**Records from a collection:**
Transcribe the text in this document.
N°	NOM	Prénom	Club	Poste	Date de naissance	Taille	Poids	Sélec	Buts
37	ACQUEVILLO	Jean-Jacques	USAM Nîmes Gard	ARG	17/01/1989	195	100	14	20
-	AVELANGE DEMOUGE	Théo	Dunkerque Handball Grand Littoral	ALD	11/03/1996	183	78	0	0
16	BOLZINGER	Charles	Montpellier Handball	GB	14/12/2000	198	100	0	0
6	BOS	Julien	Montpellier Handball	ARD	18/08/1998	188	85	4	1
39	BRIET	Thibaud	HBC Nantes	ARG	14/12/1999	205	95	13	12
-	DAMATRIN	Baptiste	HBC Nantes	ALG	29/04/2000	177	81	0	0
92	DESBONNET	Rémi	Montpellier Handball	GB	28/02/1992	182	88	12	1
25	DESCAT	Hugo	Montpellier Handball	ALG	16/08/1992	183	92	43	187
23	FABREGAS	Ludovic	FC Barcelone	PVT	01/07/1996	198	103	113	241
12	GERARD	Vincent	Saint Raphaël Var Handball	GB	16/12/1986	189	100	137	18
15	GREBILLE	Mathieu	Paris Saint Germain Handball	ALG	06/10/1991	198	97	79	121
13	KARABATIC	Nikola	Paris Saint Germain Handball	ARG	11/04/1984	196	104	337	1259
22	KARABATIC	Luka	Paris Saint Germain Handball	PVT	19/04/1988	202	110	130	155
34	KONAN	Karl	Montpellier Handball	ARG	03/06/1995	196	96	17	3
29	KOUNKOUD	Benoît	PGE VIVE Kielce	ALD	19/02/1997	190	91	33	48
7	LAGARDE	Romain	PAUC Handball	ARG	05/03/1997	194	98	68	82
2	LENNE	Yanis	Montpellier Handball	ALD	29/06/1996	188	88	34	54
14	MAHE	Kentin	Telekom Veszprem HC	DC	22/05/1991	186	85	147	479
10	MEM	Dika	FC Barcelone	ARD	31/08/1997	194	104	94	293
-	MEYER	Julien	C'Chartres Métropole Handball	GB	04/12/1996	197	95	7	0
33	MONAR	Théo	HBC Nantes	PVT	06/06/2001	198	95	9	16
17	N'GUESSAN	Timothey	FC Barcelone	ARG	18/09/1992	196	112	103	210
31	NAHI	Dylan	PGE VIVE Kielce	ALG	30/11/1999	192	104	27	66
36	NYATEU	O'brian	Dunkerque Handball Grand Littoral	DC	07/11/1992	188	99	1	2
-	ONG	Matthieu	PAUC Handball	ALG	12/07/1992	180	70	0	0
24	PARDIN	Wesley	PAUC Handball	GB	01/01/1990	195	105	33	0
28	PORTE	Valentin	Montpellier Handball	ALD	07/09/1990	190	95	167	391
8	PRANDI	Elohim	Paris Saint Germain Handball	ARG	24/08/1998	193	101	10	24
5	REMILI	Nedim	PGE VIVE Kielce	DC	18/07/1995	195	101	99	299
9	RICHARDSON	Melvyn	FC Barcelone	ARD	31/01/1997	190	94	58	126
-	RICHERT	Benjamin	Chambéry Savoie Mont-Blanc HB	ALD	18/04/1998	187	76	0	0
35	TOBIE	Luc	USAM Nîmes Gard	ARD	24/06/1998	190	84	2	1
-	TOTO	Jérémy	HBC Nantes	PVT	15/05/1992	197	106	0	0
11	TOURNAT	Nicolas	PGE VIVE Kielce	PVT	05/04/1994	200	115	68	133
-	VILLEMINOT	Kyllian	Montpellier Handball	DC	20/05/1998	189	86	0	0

**PROBLEM REQUIREMENTS:** Identify the lines that contain the string "VIVE", and copy every one of them.

**ANSWER FOR THIS EXERCISE:**
29	KOUNKOUD	Benoît	PGE VIVE Kielce	ALD	19/02/1997	190	91	33	48
31	NAHI	Dylan	PGE VIVE Kielce	ALG	30/11/1999	192	104	27	66
5	REMILI	Nedim	PGE VIVE Kielce	DC	18/07/1995	195	101	99	299
11	TOURNAT	Nicolas	PGE VIVE Kielce	PVT	05/04/1994	200	115	68	133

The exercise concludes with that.